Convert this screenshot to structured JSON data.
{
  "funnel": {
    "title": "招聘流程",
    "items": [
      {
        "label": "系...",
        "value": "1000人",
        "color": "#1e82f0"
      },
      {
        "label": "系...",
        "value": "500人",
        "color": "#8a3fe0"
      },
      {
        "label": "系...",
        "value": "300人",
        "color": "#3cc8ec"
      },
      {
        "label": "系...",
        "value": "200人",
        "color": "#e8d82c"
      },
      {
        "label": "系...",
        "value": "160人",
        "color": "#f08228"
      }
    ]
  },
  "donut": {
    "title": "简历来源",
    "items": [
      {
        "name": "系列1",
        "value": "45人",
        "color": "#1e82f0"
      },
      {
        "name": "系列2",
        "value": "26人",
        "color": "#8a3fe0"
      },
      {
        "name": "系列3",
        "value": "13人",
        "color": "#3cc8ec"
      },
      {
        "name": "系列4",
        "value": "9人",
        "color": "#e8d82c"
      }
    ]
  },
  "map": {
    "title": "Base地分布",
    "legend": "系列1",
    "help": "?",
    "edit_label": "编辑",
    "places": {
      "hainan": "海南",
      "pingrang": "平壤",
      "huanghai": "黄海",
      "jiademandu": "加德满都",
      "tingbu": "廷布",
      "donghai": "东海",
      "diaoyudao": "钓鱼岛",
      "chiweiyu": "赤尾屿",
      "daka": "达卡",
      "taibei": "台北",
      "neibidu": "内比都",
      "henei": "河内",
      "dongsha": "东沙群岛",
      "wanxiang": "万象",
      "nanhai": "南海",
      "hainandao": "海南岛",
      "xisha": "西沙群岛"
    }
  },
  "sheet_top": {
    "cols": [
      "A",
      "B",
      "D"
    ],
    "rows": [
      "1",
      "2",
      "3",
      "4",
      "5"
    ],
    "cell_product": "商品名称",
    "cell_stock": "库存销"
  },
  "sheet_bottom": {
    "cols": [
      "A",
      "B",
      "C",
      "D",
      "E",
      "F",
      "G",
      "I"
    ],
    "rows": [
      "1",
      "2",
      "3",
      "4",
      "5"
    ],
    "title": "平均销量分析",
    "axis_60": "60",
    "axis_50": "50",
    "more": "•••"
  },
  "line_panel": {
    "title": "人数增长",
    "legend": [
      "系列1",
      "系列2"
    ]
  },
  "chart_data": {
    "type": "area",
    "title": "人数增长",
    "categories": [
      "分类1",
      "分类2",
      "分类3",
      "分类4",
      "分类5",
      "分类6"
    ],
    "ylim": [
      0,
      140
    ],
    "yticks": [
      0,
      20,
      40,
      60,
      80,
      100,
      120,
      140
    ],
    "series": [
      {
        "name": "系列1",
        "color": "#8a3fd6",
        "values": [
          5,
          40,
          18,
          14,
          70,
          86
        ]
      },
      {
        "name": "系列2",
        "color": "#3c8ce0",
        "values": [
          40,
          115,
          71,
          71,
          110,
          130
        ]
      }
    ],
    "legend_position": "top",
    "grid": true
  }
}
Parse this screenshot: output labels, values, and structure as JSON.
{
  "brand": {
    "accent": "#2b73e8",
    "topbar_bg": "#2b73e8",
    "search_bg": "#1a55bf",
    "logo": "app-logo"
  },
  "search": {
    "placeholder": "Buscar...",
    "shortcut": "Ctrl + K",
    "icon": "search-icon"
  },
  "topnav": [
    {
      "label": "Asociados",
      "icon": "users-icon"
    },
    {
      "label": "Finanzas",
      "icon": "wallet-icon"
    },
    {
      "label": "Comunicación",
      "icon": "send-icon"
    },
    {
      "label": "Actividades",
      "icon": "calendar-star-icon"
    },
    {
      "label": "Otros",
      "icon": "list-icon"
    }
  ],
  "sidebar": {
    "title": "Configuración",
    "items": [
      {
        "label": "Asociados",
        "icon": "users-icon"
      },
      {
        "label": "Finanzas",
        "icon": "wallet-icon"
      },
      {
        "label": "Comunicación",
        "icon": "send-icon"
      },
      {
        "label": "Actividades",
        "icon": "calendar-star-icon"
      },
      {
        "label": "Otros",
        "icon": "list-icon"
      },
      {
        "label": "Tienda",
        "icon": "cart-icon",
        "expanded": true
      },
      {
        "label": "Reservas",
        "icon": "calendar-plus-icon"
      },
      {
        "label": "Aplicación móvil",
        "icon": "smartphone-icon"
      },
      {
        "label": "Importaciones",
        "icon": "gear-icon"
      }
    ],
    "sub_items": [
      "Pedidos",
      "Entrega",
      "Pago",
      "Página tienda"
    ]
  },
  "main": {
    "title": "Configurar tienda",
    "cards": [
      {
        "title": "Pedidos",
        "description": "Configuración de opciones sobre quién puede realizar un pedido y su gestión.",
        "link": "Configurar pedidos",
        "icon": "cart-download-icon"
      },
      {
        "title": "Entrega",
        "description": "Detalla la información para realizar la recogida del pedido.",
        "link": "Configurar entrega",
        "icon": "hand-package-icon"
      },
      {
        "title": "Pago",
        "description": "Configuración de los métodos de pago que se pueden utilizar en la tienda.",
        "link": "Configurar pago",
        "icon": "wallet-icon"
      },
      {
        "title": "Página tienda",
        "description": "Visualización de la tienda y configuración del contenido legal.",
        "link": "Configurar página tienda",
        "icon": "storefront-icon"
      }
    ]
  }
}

--

Please repeat all the records above exactly as they appear.

Convert this screenshot to structured JSON data.
{
  "funnel": {
    "title": "招聘流程",
    "items": [
      {
        "label": "系...",
        "value": "1000人",
        "color": "#1e82f0"
      },
      {
        "label": "系...",
        "value": "500人",
        "color": "#8a3fe0"
      },
      {
        "label": "系...",
        "value": "300人",
        "color": "#3cc8ec"
      },
      {
        "label": "系...",
        "value": "200人",
        "color": "#e8d82c"
      },
      {
        "label": "系...",
        "value": "160人",
        "color": "#f08228"
      }
    ]
  },
  "donut": {
    "title": "简历来源",
    "items": [
      {
        "name": "系列1",
        "value": "45人",
        "color": "#1e82f0"
      },
      {
        "name": "系列2",
        "value": "26人",
        "color": "#8a3fe0"
      },
      {
        "name": "系列3",
        "value": "13人",
        "color": "#3cc8ec"
      },
      {
        "name": "系列4",
        "value": "9人",
        "color": "#e8d82c"
      }
    ]
  },
  "map": {
    "title": "Base地分布",
    "legend": "系列1",
    "help": "?",
    "edit_label": "编辑",
    "places": {
      "hainan": "海南",
      "pingrang": "平壤",
      "huanghai": "黄海",
      "jiademandu": "加德满都",
      "tingbu": "廷布",
      "donghai": "东海",
      "diaoyudao": "钓鱼岛",
      "chiweiyu": "赤尾屿",
      "daka": "达卡",
      "taibei": "台北",
      "neibidu": "内比都",
      "henei": "河内",
      "dongsha": "东沙群岛",
      "wanxiang": "万象",
      "nanhai": "南海",
      "hainandao": "海南岛",
      "xisha": "西沙群岛"
    }
  },
  "sheet_top": {
    "cols": [
      "A",
      "B",
      "D"
    ],
    "rows": [
      "1",
      "2",
      "3",
      "4",
      "5"
    ],
    "cell_product": "商品名称",
    "cell_stock": "库存销"
  },
  "sheet_bottom": {
    "cols": [
      "A",
      "B",
      "C",
      "D",
      "E",
      "F",
      "G",
      "I"
    ],
    "rows": [
      "1",
      "2",
      "3",
      "4",
      "5"
    ],
    "title": "平均销量分析",
    "axis_60": "60",
    "axis_50": "50",
    "more": "•••"
  },
  "line_panel": {
    "title": "人数增长",
    "legend": [
      "系列1",
      "系列2"
    ]
  },
  "chart_data": {
    "type": "area",
    "title": "人数增长",
    "categories": [
      "分类1",
      "分类2",
      "分类3",
      "分类4",
      "分类5",
      "分类6"
    ],
    "ylim": [
      0,
      140
    ],
    "yticks": [
      0,
      20,
      40,
      60,
      80,
      100,
      120,
      140
    ],
    "series": [
      {
        "name": "系列1",
        "color": "#8a3fd6",
        "values": [
          5,
          40,
          18,
          14,
          70,
          86
        ]
      },
      {
        "name": "系列2",
        "color": "#3c8ce0",
        "values": [
          40,
          115,
          71,
          71,
          110,
          130
        ]
      }
    ],
    "legend_position": "top",
    "grid": true
  }
}
Parse this screenshot: output labels, values, and structure as JSON.
{
  "brand": {
    "accent": "#2b73e8",
    "topbar_bg": "#2b73e8",
    "search_bg": "#1a55bf",
    "logo": "app-logo"
  },
  "search": {
    "placeholder": "Buscar...",
    "shortcut": "Ctrl + K",
    "icon": "search-icon"
  },
  "topnav": [
    {
      "label": "Asociados",
      "icon": "users-icon"
    },
    {
      "label": "Finanzas",
      "icon": "wallet-icon"
    },
    {
      "label": "Comunicación",
      "icon": "send-icon"
    },
    {
      "label": "Actividades",
      "icon": "calendar-star-icon"
    },
    {
      "label": "Otros",
      "icon": "list-icon"
    }
  ],
  "sidebar": {
    "title": "Configuración",
    "items": [
      {
        "label": "Asociados",
        "icon": "users-icon"
      },
      {
        "label": "Finanzas",
        "icon": "wallet-icon"
      },
      {
        "label": "Comunicación",
        "icon": "send-icon"
      },
      {
        "label": "Actividades",
        "icon": "calendar-star-icon"
      },
      {
        "label": "Otros",
        "icon": "list-icon"
      },
      {
        "label": "Tienda",
        "icon": "cart-icon",
        "expanded": true
      },
      {
        "label": "Reservas",
        "icon": "calendar-plus-icon"
      },
      {
        "label": "Aplicación móvil",
        "icon": "smartphone-icon"
      },
      {
        "label": "Importaciones",
        "icon": "gear-icon"
      }
    ],
    "sub_items": [
      "Pedidos",
      "Entrega",
      "Pago",
      "Página tienda"
    ]
  },
  "main": {
    "title": "Configurar tienda",
    "cards": [
      {
        "title": "Pedidos",
        "description": "Configuración de opciones sobre quién puede realizar un pedido y su gestión.",
        "link": "Configurar pedidos",
        "icon": "cart-download-icon"
      },
      {
        "title": "Entrega",
        "description": "Detalla la información para realizar la recogida del pedido.",
        "link": "Configurar entrega",
        "icon": "hand-package-icon"
      },
      {
        "title": "Pago",
        "description": "Configuración de los métodos de pago que se pueden utilizar en la tienda.",
        "link": "Configurar pago",
        "icon": "wallet-icon"
      },
      {
        "title": "Página tienda",
        "description": "Visualización de la tienda y configuración del contenido legal.",
        "link": "Configurar página tienda",
        "icon": "storefront-icon"
      }
    ]
  }
}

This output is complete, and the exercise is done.